Provided records -
>> start

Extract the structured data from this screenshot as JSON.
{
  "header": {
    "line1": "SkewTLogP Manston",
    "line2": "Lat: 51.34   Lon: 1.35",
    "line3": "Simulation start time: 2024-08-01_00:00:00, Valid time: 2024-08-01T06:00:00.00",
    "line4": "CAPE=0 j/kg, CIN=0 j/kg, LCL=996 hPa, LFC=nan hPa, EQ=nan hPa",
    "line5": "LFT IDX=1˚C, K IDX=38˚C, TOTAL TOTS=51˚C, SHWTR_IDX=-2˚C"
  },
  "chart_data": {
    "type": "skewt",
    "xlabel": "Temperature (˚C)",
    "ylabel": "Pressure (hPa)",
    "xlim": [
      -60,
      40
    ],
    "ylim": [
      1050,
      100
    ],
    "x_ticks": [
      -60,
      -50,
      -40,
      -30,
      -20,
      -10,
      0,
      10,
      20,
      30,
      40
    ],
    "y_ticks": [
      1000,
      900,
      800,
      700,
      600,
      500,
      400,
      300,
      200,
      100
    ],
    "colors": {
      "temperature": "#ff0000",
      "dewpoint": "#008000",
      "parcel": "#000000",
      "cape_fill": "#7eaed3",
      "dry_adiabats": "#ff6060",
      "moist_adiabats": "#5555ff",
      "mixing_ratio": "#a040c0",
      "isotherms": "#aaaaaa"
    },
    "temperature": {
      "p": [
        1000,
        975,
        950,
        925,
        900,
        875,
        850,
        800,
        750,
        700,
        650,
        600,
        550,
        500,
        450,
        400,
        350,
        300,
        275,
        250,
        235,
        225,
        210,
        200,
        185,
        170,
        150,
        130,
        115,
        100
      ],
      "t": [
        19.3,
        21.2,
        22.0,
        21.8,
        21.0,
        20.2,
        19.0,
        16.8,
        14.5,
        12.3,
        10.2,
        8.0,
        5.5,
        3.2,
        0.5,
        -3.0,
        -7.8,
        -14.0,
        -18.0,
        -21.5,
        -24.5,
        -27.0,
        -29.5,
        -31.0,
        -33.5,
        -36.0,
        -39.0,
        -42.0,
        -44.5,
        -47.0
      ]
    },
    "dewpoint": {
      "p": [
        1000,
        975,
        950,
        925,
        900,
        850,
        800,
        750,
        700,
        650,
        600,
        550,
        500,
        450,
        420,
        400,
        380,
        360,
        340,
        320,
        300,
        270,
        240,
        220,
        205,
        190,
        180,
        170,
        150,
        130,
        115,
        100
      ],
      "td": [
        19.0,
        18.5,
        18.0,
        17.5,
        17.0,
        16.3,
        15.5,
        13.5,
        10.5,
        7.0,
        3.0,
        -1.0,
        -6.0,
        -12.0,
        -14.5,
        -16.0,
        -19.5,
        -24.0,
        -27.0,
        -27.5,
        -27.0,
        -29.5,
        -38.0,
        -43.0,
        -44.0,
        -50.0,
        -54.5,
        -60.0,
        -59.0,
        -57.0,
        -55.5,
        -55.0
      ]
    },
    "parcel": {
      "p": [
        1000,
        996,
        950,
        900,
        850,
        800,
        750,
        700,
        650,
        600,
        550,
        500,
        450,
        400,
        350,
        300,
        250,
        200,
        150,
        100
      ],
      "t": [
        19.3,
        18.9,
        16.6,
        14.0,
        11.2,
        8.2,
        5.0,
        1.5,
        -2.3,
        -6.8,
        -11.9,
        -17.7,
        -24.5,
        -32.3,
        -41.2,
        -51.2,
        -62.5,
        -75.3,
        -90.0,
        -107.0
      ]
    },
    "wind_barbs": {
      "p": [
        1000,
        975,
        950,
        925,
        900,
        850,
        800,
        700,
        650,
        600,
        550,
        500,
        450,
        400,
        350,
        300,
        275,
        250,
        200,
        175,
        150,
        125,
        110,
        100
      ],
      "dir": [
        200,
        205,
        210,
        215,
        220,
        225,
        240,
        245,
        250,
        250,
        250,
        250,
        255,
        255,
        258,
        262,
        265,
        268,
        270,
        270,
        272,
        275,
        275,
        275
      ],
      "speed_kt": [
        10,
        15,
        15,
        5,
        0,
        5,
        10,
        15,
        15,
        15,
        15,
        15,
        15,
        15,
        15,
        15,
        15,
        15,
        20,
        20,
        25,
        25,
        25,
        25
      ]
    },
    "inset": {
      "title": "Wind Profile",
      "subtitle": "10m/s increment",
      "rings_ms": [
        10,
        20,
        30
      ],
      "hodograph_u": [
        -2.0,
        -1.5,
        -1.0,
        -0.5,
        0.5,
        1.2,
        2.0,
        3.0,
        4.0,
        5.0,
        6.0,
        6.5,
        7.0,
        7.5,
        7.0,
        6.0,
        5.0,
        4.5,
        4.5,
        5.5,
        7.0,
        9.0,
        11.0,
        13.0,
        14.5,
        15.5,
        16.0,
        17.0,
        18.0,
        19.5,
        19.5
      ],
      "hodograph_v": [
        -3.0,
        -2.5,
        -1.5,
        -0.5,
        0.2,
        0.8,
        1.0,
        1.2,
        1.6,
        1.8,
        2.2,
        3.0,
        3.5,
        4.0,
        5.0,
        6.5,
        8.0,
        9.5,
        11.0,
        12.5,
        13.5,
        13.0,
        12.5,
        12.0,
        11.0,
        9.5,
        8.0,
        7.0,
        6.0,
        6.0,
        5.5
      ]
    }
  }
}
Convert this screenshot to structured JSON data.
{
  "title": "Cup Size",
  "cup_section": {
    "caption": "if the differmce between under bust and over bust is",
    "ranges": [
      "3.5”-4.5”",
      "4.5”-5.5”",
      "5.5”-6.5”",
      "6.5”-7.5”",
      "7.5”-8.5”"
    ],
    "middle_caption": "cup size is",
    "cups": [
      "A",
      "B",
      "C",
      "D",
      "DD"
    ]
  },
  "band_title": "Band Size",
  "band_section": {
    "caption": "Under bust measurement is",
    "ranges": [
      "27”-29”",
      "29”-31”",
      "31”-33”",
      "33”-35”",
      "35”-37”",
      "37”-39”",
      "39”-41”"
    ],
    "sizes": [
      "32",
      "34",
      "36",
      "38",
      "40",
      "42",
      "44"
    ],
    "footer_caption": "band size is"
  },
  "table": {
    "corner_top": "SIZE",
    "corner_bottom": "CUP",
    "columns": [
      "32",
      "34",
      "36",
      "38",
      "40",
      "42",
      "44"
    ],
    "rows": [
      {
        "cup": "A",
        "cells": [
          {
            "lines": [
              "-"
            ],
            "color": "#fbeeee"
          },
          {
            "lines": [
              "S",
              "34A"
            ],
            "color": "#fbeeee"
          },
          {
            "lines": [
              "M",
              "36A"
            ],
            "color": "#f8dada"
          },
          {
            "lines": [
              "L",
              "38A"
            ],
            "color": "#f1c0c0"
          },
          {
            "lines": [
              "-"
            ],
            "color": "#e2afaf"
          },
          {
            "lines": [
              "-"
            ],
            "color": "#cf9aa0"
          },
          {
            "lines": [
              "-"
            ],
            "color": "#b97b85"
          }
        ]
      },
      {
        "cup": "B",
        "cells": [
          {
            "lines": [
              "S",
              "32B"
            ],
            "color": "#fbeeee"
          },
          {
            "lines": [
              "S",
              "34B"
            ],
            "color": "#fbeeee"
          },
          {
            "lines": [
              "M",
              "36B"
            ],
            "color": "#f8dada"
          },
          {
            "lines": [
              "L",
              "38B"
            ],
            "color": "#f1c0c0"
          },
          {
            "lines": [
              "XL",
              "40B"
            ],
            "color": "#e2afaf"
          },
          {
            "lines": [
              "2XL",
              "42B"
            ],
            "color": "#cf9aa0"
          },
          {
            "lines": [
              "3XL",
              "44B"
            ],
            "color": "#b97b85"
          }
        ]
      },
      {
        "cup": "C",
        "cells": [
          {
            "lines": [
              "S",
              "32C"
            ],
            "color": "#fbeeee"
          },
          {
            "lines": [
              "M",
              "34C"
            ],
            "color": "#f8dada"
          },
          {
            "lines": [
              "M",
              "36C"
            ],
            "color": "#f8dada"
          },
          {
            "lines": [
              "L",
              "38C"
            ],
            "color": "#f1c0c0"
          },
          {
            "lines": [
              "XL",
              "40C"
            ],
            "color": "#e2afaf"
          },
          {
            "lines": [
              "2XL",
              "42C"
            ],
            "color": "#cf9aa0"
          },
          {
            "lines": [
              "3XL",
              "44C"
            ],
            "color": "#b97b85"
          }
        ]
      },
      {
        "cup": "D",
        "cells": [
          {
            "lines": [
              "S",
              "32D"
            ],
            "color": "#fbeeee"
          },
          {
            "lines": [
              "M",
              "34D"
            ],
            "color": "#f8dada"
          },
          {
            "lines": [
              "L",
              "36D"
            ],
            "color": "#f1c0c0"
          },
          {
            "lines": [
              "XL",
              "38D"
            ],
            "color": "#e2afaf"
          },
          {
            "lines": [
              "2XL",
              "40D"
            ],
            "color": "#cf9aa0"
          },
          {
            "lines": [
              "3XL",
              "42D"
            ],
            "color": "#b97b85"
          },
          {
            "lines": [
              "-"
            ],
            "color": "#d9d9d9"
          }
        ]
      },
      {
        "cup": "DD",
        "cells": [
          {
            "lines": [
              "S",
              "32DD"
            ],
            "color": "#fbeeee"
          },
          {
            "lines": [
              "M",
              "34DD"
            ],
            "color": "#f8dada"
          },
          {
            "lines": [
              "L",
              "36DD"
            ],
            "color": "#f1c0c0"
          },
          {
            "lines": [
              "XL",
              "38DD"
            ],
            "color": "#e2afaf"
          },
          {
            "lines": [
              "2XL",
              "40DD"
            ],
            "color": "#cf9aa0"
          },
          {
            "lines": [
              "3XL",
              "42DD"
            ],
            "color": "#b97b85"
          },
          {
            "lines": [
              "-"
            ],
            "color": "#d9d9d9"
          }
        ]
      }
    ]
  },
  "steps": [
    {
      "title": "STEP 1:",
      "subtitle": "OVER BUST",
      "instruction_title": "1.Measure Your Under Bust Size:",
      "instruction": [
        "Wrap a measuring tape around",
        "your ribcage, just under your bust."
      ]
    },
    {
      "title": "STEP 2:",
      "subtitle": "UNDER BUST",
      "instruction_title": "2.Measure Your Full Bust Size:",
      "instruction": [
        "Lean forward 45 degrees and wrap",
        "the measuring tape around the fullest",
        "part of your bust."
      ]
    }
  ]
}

>> end

Task - Scan the listing above and copy all lines containing the word "subtitle".

Exercise solution -
      "subtitle": "10m/s increment",
      "subtitle": "OVER BUST",
      "subtitle": "UNDER BUST",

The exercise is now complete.